[Stored data]

┄┄┄┄┄┄

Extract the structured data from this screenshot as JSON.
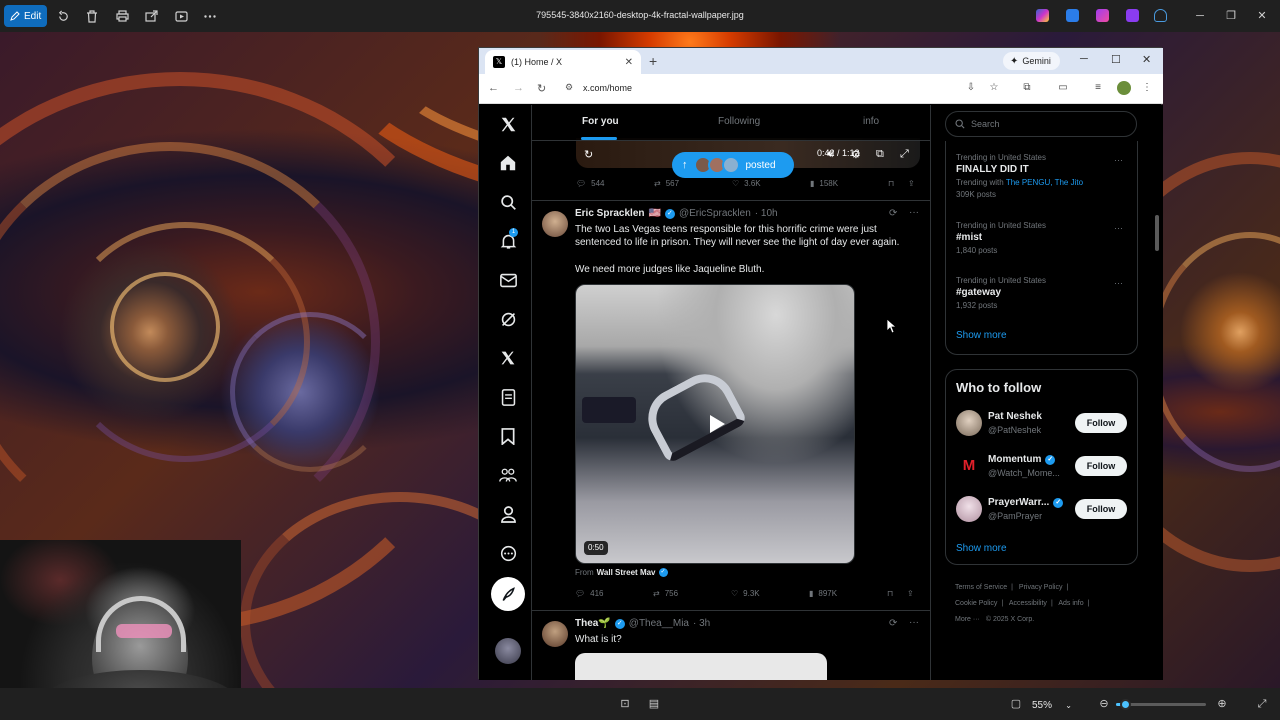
{
  "viewer": {
    "edit_label": "Edit",
    "file_title": "795545-3840x2160-desktop-4k-fractal-wallpaper.jpg",
    "zoom": "55%",
    "zoom_fraction": 0.1
  },
  "browser": {
    "tab_title": "(1) Home / X",
    "gemini_label": "Gemini",
    "url": "x.com/home"
  },
  "x": {
    "notif_badge": "1",
    "tabs": [
      "For you",
      "Following",
      "info"
    ],
    "prev_post": {
      "video_time": "0:42 / 1:12",
      "posted_pill": "posted",
      "replies": "544",
      "reposts": "567",
      "likes": "3.6K",
      "views": "158K"
    },
    "post1": {
      "name": "Eric Spracklen",
      "flag": "🇺🇸",
      "handle": "@EricSpracklen",
      "time": "· 10h",
      "text1": "The two Las Vegas teens responsible for this horrific crime were just sentenced to life in prison. They will never see the light of day ever again.",
      "text2": "We need more judges like Jaqueline Bluth.",
      "video_duration": "0:50",
      "from_prefix": "From",
      "from_source": "Wall Street Mav",
      "replies": "416",
      "reposts": "756",
      "likes": "9.3K",
      "views": "897K"
    },
    "post2": {
      "name": "Thea🌱",
      "handle": "@Thea__Mia",
      "time": "· 3h",
      "text": "What is it?"
    },
    "search_placeholder": "Search",
    "trends": [
      {
        "context": "Trending in United States",
        "name": "FINALLY DID IT",
        "with_prefix": "Trending with",
        "with_links": "The PENGU, The Jito",
        "count": "309K posts"
      },
      {
        "context": "Trending in United States",
        "name": "#mist",
        "count": "1,840 posts"
      },
      {
        "context": "Trending in United States",
        "name": "#gateway",
        "count": "1,932 posts"
      }
    ],
    "trends_show_more": "Show more",
    "who_to_follow": {
      "title": "Who to follow",
      "items": [
        {
          "name": "Pat Neshek",
          "handle": "@PatNeshek",
          "button": "Follow"
        },
        {
          "name": "Momentum",
          "handle": "@Watch_Mome...",
          "button": "Follow"
        },
        {
          "name": "PrayerWarr...",
          "handle": "@PamPrayer",
          "button": "Follow"
        }
      ],
      "show_more": "Show more"
    },
    "footer": [
      "Terms of Service",
      "|",
      "Privacy Policy",
      "|",
      "Cookie Policy",
      "|",
      "Accessibility",
      "|",
      "Ads info",
      "|",
      "More ···",
      "© 2025 X Corp."
    ]
  },
  "colors": {
    "accent": "#1d9bf0",
    "edit_button": "#0f6cbd",
    "zoom_accent": "#4cc2ff"
  }
}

┄┄┄┄┄┄

▶ DIRECTIONS: Return a copy of every line that includes the word "Show".

▶ TASK OUTPUT:
    "trends_show_more": "Show more",
      "show_more": "Show more"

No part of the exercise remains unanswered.